Given request –
Can you print, unchanged, the material below from its first line through the line that contains "menu-item-number: 3 <box>88 201 99 220</box>", with both of those lines included?

--- Provided records ---

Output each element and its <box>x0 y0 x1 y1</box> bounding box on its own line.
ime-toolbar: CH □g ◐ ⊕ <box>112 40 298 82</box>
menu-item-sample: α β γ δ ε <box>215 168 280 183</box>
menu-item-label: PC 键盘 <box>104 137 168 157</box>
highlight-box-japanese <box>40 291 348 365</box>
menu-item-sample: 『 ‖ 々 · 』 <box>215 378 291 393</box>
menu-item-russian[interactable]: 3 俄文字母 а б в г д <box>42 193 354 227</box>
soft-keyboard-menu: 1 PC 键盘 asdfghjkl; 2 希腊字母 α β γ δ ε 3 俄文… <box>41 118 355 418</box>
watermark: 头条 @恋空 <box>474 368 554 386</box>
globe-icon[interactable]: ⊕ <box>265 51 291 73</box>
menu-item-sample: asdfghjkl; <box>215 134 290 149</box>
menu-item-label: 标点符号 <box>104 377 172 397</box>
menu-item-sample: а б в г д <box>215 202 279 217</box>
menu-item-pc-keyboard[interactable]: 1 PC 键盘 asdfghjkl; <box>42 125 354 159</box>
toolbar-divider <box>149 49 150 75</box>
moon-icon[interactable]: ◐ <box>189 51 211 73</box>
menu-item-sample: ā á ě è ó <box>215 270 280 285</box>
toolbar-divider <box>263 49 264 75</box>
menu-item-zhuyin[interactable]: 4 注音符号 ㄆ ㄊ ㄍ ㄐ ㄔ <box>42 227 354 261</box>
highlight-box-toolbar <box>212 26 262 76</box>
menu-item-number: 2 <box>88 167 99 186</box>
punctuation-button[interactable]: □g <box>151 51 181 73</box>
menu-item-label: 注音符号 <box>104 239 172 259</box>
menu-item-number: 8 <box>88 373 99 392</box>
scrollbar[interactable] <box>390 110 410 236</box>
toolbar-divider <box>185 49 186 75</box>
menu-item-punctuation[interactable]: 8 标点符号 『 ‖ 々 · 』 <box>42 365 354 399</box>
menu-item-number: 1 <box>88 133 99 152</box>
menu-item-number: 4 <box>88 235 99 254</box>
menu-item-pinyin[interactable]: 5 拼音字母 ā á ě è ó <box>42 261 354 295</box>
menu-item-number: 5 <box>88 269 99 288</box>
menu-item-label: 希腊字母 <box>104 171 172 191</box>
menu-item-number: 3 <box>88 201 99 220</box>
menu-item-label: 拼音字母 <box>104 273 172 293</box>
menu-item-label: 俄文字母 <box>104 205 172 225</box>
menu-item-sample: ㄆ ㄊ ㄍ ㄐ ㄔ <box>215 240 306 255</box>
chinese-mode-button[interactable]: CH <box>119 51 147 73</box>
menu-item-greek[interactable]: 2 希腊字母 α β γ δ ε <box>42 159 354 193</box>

---

Exercise answer –
Output each element and its <box>x0 y0 x1 y1</box> bounding box on its own line.
ime-toolbar: CH □g ◐ ⊕ <box>112 40 298 82</box>
menu-item-sample: α β γ δ ε <box>215 168 280 183</box>
menu-item-label: PC 键盘 <box>104 137 168 157</box>
highlight-box-japanese <box>40 291 348 365</box>
menu-item-sample: 『 ‖ 々 · 』 <box>215 378 291 393</box>
menu-item-russian[interactable]: 3 俄文字母 а б в г д <box>42 193 354 227</box>
soft-keyboard-menu: 1 PC 键盘 asdfghjkl; 2 希腊字母 α β γ δ ε 3 俄文… <box>41 118 355 418</box>
watermark: 头条 @恋空 <box>474 368 554 386</box>
globe-icon[interactable]: ⊕ <box>265 51 291 73</box>
menu-item-sample: asdfghjkl; <box>215 134 290 149</box>
menu-item-label: 标点符号 <box>104 377 172 397</box>
menu-item-sample: а б в г д <box>215 202 279 217</box>
menu-item-pc-keyboard[interactable]: 1 PC 键盘 asdfghjkl; <box>42 125 354 159</box>
toolbar-divider <box>149 49 150 75</box>
moon-icon[interactable]: ◐ <box>189 51 211 73</box>
menu-item-sample: ā á ě è ó <box>215 270 280 285</box>
toolbar-divider <box>263 49 264 75</box>
menu-item-zhuyin[interactable]: 4 注音符号 ㄆ ㄊ ㄍ ㄐ ㄔ <box>42 227 354 261</box>
highlight-box-toolbar <box>212 26 262 76</box>
menu-item-number: 2 <box>88 167 99 186</box>
punctuation-button[interactable]: □g <box>151 51 181 73</box>
menu-item-label: 注音符号 <box>104 239 172 259</box>
menu-item-number: 8 <box>88 373 99 392</box>
scrollbar[interactable] <box>390 110 410 236</box>
toolbar-divider <box>185 49 186 75</box>
menu-item-punctuation[interactable]: 8 标点符号 『 ‖ 々 · 』 <box>42 365 354 399</box>
menu-item-number: 1 <box>88 133 99 152</box>
menu-item-number: 4 <box>88 235 99 254</box>
menu-item-pinyin[interactable]: 5 拼音字母 ā á ě è ó <box>42 261 354 295</box>
menu-item-number: 5 <box>88 269 99 288</box>
menu-item-label: 希腊字母 <box>104 171 172 191</box>
menu-item-number: 3 <box>88 201 99 220</box>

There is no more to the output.